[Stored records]
[Begin]

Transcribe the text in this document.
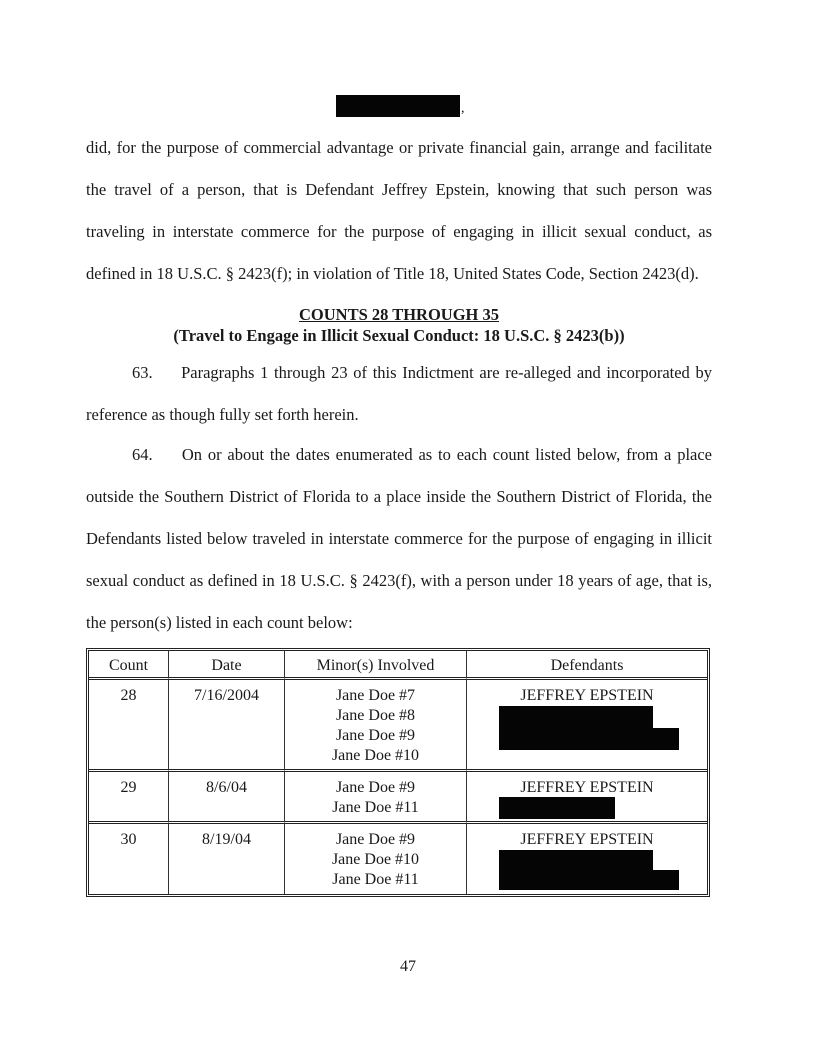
,

did, for the purpose of commercial advantage or private financial gain, arrange and facilitate the travel of a person, that is Defendant Jeffrey Epstein, knowing that such person was traveling in interstate commerce for the purpose of engaging in illicit sexual conduct, as defined in 18 U.S.C. § 2423(f); in violation of Title 18, United States Code, Section 2423(d).

COUNTS 28 THROUGH 35
(Travel to Engage in Illicit Sexual Conduct: 18 U.S.C. § 2423(b))

63.     Paragraphs 1 through 23 of this Indictment are re-alleged and incorporated by reference as though fully set forth herein.

64.     On or about the dates enumerated as to each count listed below, from a place outside the Southern District of Florida to a place inside the Southern District of Florida, the Defendants listed below traveled in interstate commerce for the purpose of engaging in illicit sexual conduct as defined in 18 U.S.C. § 2423(f), with a person under 18 years of age, that is, the person(s) listed in each count below:

Count	Date	Minor(s) Involved	Defendants
28	7/16/2004	Jane Doe #7
Jane Doe #8
Jane Doe #9
Jane Doe #10	JEFFREY EPSTEIN

29	8/6/04	Jane Doe #9
Jane Doe #11	JEFFREY EPSTEIN

30	8/19/04	Jane Doe #9
Jane Doe #10
Jane Doe #11	JEFFREY EPSTEIN
47
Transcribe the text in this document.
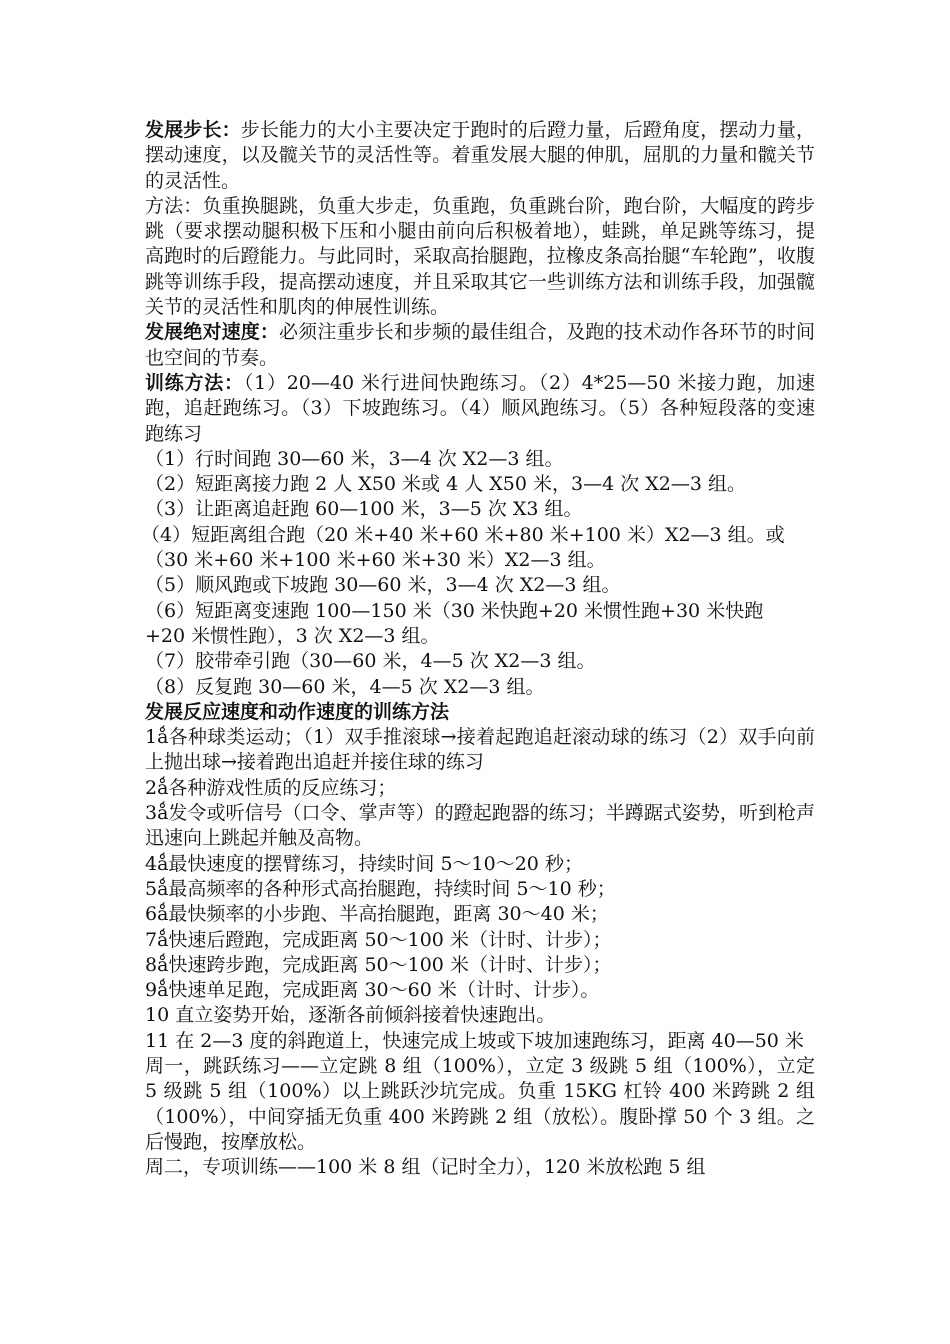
发展步长：步长能力的大小主要决定于跑时的后蹬力量，后蹬角度，摆动力量，摆动速度，以及髋关节的灵活性等。着重发展大腿的伸肌，屈肌的力量和髋关节的灵活性。

方法：负重换腿跳，负重大步走，负重跑，负重跳台阶，跑台阶，大幅度的跨步跳（要求摆动腿积极下压和小腿由前向后积极着地），蛙跳，单足跳等练习，提高跑时的后蹬能力。与此同时，采取高抬腿跑，拉橡皮条高抬腿“车轮跑”，收腹跳等训练手段，提高摆动速度，并且采取其它一些训练方法和训练手段，加强髋关节的灵活性和肌肉的伸展性训练。

发展绝对速度：必须注重步长和步频的最佳组合，及跑的技术动作各环节的时间也空间的节奏。

训练方法：（1）20—40 米行进间快跑练习。（2）4*25—50 米接力跑，加速跑，追赶跑练习。（3）下坡跑练习。（4）顺风跑练习。（5）各种短段落的变速跑练习

（1）行时间跑 30—60 米，3—4 次 X2—3 组。

（2）短距离接力跑 2 人 X50 米或 4 人 X50 米，3—4 次 X2—3 组。

（3）让距离追赶跑 60—100 米，3—5 次 X3 组。

（4）短距离组合跑（20 米+40 米+60 米+80 米+100 米）X2—3 组。或

（30 米+60 米+100 米+60 米+30 米）X2—3 组。

（5）顺风跑或下坡跑 30—60 米，3—4 次 X2—3 组。

（6）短距离变速跑 100—150 米（30 米快跑+20 米惯性跑+30 米快跑

+20 米惯性跑），3 次 X2—3 组。

（7）胶带牵引跑（30—60 米，4—5 次 X2—3 组。

（8）反复跑 30—60 米，4—5 次 X2—3 组。

发展反应速度和动作速度的训练方法

1ǻ各种球类运动；（1）双手推滚球→接着起跑追赶滚动球的练习（2）双手向前上抛出球→接着跑出追赶并接住球的练习

2ǻ各种游戏性质的反应练习；

3ǻ发令或听信号（口令、掌声等）的蹬起跑器的练习；半蹲踞式姿势，听到枪声迅速向上跳起并触及高物。

4ǻ最快速度的摆臂练习，持续时间 5～10～20 秒；

5ǻ最高频率的各种形式高抬腿跑，持续时间 5～10 秒；

6ǻ最快频率的小步跑、半高抬腿跑，距离 30～40 米；

7ǻ快速后蹬跑，完成距离 50～100 米（计时、计步）；

8ǻ快速跨步跑，完成距离 50～100 米（计时、计步）；

9ǻ快速单足跑，完成距离 30～60 米（计时、计步）。

10 直立姿势开始，逐渐各前倾斜接着快速跑出。

11 在 2—3 度的斜跑道上，快速完成上坡或下坡加速跑练习，距离 40—50 米

周一，跳跃练习——立定跳 8 组（100%），立定 3 级跳 5 组（100%），立定 5 级跳 5 组（100%）以上跳跃沙坑完成。负重 15KG 杠铃 400 米跨跳 2 组（100%），中间穿插无负重 400 米跨跳 2 组（放松）。腹卧撑 50 个 3 组。之后慢跑，按摩放松。

周二，专项训练——100 米 8 组（记时全力），120 米放松跑 5 组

[End]

# [Requirements]
Tally the lines of the listing above that include the word "Jane". Answer with the number alone.

# [Result below]
9